-- Exercise goal --
Scan the material and copy every line in which "grid" appears.

-- Extracted entries --
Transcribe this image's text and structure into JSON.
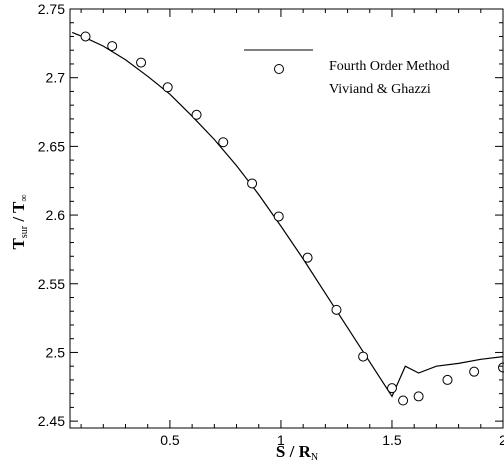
{
  "chart_data": {
    "type": "line",
    "xlim": [
      0.05,
      2.0
    ],
    "ylim": [
      2.445,
      2.75
    ],
    "x_ticks": [
      {
        "value": 0.5,
        "label": "0.5"
      },
      {
        "value": 1.0,
        "label": "1"
      },
      {
        "value": 1.5,
        "label": "1.5"
      },
      {
        "value": 2.0,
        "label": "2"
      }
    ],
    "y_ticks": [
      {
        "value": 2.45,
        "label": "2.45"
      },
      {
        "value": 2.5,
        "label": "2.5"
      },
      {
        "value": 2.55,
        "label": "2.55"
      },
      {
        "value": 2.6,
        "label": "2.6"
      },
      {
        "value": 2.65,
        "label": "2.65"
      },
      {
        "value": 2.7,
        "label": "2.7"
      },
      {
        "value": 2.75,
        "label": "2.75"
      }
    ],
    "xlabel": {
      "main": "S / R",
      "sub": "N"
    },
    "ylabel": {
      "main1": "T",
      "sub1": "sur",
      "sep": " / ",
      "main2": "T",
      "sub2": "∞"
    },
    "grid": false,
    "legend_position": "top-right",
    "series": [
      {
        "name": "Fourth Order Method",
        "style": "line",
        "color": "#000000",
        "x": [
          0.06,
          0.12,
          0.2,
          0.3,
          0.4,
          0.5,
          0.6,
          0.7,
          0.8,
          0.9,
          1.0,
          1.1,
          1.2,
          1.3,
          1.4,
          1.5,
          1.56,
          1.62,
          1.7,
          1.8,
          1.9,
          2.0
        ],
        "y": [
          2.733,
          2.729,
          2.723,
          2.713,
          2.701,
          2.688,
          2.672,
          2.655,
          2.636,
          2.615,
          2.592,
          2.568,
          2.543,
          2.518,
          2.493,
          2.468,
          2.49,
          2.485,
          2.49,
          2.492,
          2.495,
          2.497
        ]
      },
      {
        "name": "Viviand & Ghazzi",
        "style": "marker",
        "marker": "circle",
        "color": "#000000",
        "x": [
          0.12,
          0.24,
          0.37,
          0.49,
          0.62,
          0.74,
          0.87,
          0.99,
          1.12,
          1.25,
          1.37,
          1.5,
          1.55,
          1.62,
          1.75,
          1.87,
          2.0
        ],
        "y": [
          2.73,
          2.723,
          2.711,
          2.693,
          2.673,
          2.653,
          2.623,
          2.599,
          2.569,
          2.531,
          2.497,
          2.474,
          2.465,
          2.468,
          2.48,
          2.486,
          2.489
        ]
      }
    ]
  }
}
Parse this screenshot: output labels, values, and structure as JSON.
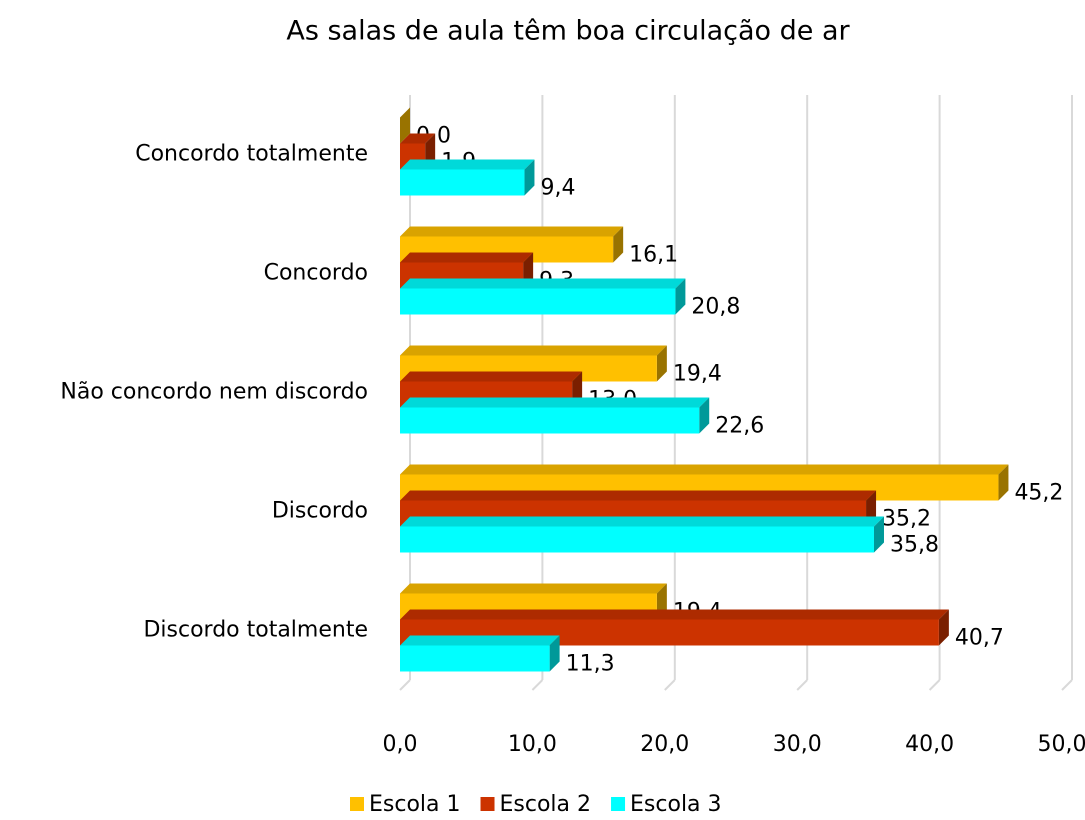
{
  "chart_data": {
    "type": "bar",
    "orientation": "horizontal",
    "title": "As salas de aula têm boa circulação de ar",
    "categories": [
      "Concordo totalmente",
      "Concordo",
      "Não concordo nem discordo",
      "Discordo",
      "Discordo totalmente"
    ],
    "series": [
      {
        "name": "Escola 1",
        "color": "#ffc000",
        "values": [
          0.0,
          16.1,
          19.4,
          45.2,
          19.4
        ],
        "value_labels": [
          "0,0",
          "16,1",
          "19,4",
          "45,2",
          "19,4"
        ]
      },
      {
        "name": "Escola 2",
        "color": "#cc3300",
        "values": [
          1.9,
          9.3,
          13.0,
          35.2,
          40.7
        ],
        "value_labels": [
          "1,9",
          "9,3",
          "13,0",
          "35,2",
          "40,7"
        ]
      },
      {
        "name": "Escola 3",
        "color": "#00ffff",
        "values": [
          9.4,
          20.8,
          22.6,
          35.8,
          11.3
        ],
        "value_labels": [
          "9,4",
          "20,8",
          "22,6",
          "35,8",
          "11,3"
        ]
      }
    ],
    "xlim": [
      0,
      50
    ],
    "xticks": [
      {
        "value": 0,
        "label": "0,0"
      },
      {
        "value": 10,
        "label": "10,0"
      },
      {
        "value": 20,
        "label": "20,0"
      },
      {
        "value": 30,
        "label": "30,0"
      },
      {
        "value": 40,
        "label": "40,0"
      },
      {
        "value": 50,
        "label": "50,0"
      }
    ],
    "grid": true,
    "legend": "bottom"
  }
}
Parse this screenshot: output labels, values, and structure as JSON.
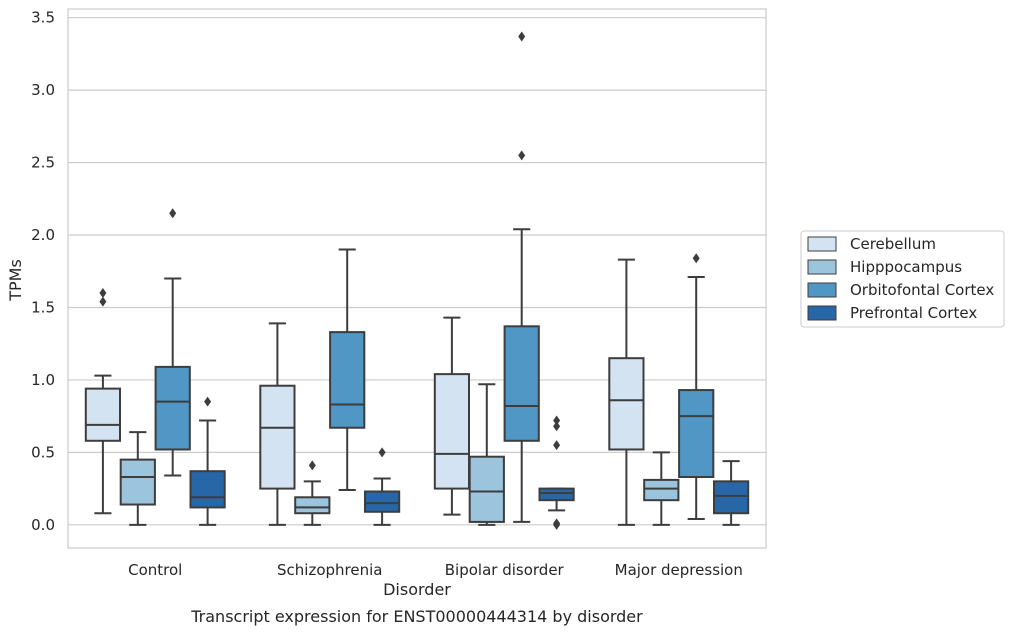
{
  "chart_data": {
    "type": "boxplot",
    "xlabel": "Disorder",
    "ylabel": "TPMs",
    "caption": "Transcript expression for ENST00000444314 by disorder",
    "ylim": [
      -0.16,
      3.56
    ],
    "yticks": [
      0.0,
      0.5,
      1.0,
      1.5,
      2.0,
      2.5,
      3.0,
      3.5
    ],
    "ytick_labels": [
      "0.0",
      "0.5",
      "1.0",
      "1.5",
      "2.0",
      "2.5",
      "3.0",
      "3.5"
    ],
    "grid": "horizontal",
    "legend_position": "right",
    "categories": [
      "Control",
      "Schizophrenia",
      "Bipolar disorder",
      "Major depression"
    ],
    "series": [
      {
        "name": "Cerebellum",
        "color": "#d3e3f2",
        "boxes": [
          {
            "whisker_low": 0.08,
            "q1": 0.58,
            "median": 0.69,
            "q3": 0.94,
            "whisker_high": 1.03,
            "outliers": [
              1.54,
              1.6
            ]
          },
          {
            "whisker_low": 0.0,
            "q1": 0.25,
            "median": 0.67,
            "q3": 0.96,
            "whisker_high": 1.39,
            "outliers": []
          },
          {
            "whisker_low": 0.07,
            "q1": 0.25,
            "median": 0.49,
            "q3": 1.04,
            "whisker_high": 1.43,
            "outliers": []
          },
          {
            "whisker_low": 0.0,
            "q1": 0.52,
            "median": 0.86,
            "q3": 1.15,
            "whisker_high": 1.83,
            "outliers": []
          }
        ]
      },
      {
        "name": "Hipppocampus",
        "color": "#9cc4dd",
        "boxes": [
          {
            "whisker_low": 0.0,
            "q1": 0.14,
            "median": 0.33,
            "q3": 0.45,
            "whisker_high": 0.64,
            "outliers": []
          },
          {
            "whisker_low": 0.0,
            "q1": 0.08,
            "median": 0.12,
            "q3": 0.19,
            "whisker_high": 0.3,
            "outliers": [
              0.41
            ]
          },
          {
            "whisker_low": 0.0,
            "q1": 0.02,
            "median": 0.23,
            "q3": 0.47,
            "whisker_high": 0.97,
            "outliers": []
          },
          {
            "whisker_low": 0.0,
            "q1": 0.17,
            "median": 0.25,
            "q3": 0.31,
            "whisker_high": 0.5,
            "outliers": []
          }
        ]
      },
      {
        "name": "Orbitofontal Cortex",
        "color": "#5097c6",
        "boxes": [
          {
            "whisker_low": 0.34,
            "q1": 0.52,
            "median": 0.85,
            "q3": 1.09,
            "whisker_high": 1.7,
            "outliers": [
              2.15
            ]
          },
          {
            "whisker_low": 0.24,
            "q1": 0.67,
            "median": 0.83,
            "q3": 1.33,
            "whisker_high": 1.9,
            "outliers": []
          },
          {
            "whisker_low": 0.02,
            "q1": 0.58,
            "median": 0.82,
            "q3": 1.37,
            "whisker_high": 2.04,
            "outliers": [
              2.55,
              3.37
            ]
          },
          {
            "whisker_low": 0.04,
            "q1": 0.33,
            "median": 0.75,
            "q3": 0.93,
            "whisker_high": 1.71,
            "outliers": [
              1.84
            ]
          }
        ]
      },
      {
        "name": "Prefrontal Cortex",
        "color": "#2867a7",
        "boxes": [
          {
            "whisker_low": 0.0,
            "q1": 0.12,
            "median": 0.19,
            "q3": 0.37,
            "whisker_high": 0.72,
            "outliers": [
              0.85
            ]
          },
          {
            "whisker_low": 0.0,
            "q1": 0.09,
            "median": 0.15,
            "q3": 0.23,
            "whisker_high": 0.32,
            "outliers": [
              0.5
            ]
          },
          {
            "whisker_low": 0.1,
            "q1": 0.17,
            "median": 0.22,
            "q3": 0.25,
            "whisker_high": 0.25,
            "outliers": [
              0.0,
              0.01,
              0.55,
              0.68,
              0.72
            ]
          },
          {
            "whisker_low": 0.0,
            "q1": 0.08,
            "median": 0.2,
            "q3": 0.3,
            "whisker_high": 0.44,
            "outliers": []
          }
        ]
      }
    ]
  }
}
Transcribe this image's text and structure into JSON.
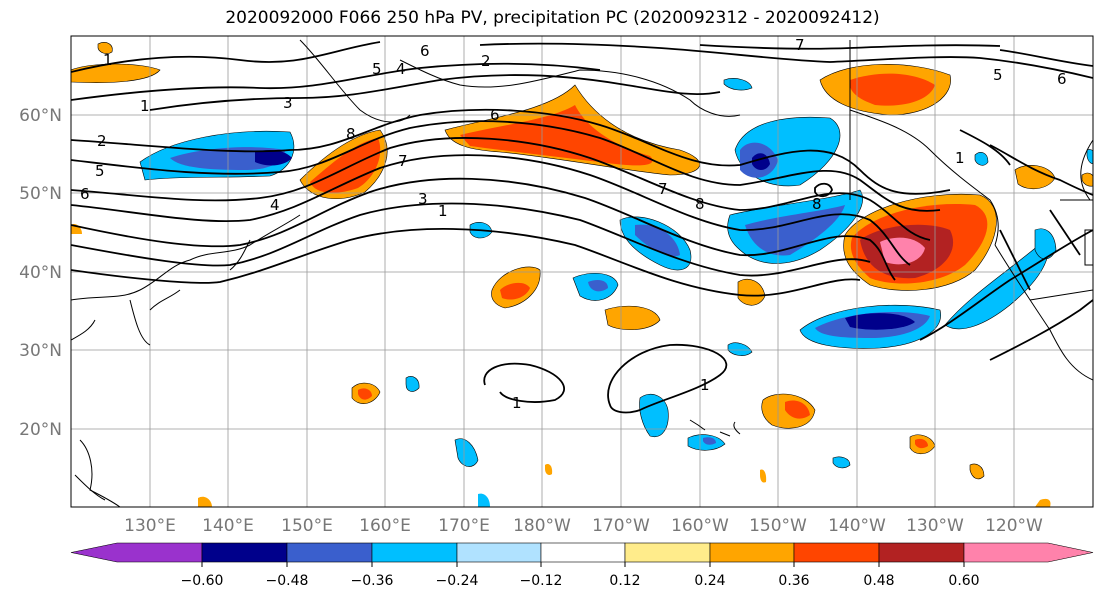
{
  "title": "2020092000 F066 250 hPa PV, precipitation PC (2020092312 - 2020092412)",
  "map": {
    "lat_labels": [
      "60°N",
      "50°N",
      "40°N",
      "30°N",
      "20°N"
    ],
    "lon_labels": [
      "130°E",
      "140°E",
      "150°E",
      "160°E",
      "170°E",
      "180°W",
      "170°W",
      "160°W",
      "150°W",
      "140°W",
      "130°W",
      "120°W"
    ],
    "contour_labels": [
      "1",
      "5",
      "4",
      "6",
      "2",
      "7",
      "5",
      "6",
      "1",
      "3",
      "2",
      "5",
      "6",
      "4",
      "8",
      "7",
      "6",
      "7",
      "8",
      "3",
      "1",
      "8",
      "1",
      "1",
      "1"
    ]
  },
  "colorbar": {
    "colors": [
      "#9a32cd",
      "#00008b",
      "#3a5fcd",
      "#00bfff",
      "#b0e2ff",
      "#ffffff",
      "#ffec8b",
      "#ffa500",
      "#ff4500",
      "#b22222",
      "#ff82ab"
    ],
    "tick_labels": [
      "−0.60",
      "−0.48",
      "−0.36",
      "−0.24",
      "−0.12",
      "0.12",
      "0.24",
      "0.36",
      "0.48",
      "0.60"
    ]
  }
}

-- Exercise response --
    "grid": false,
    "grid": true,
    "grid": "horizontal",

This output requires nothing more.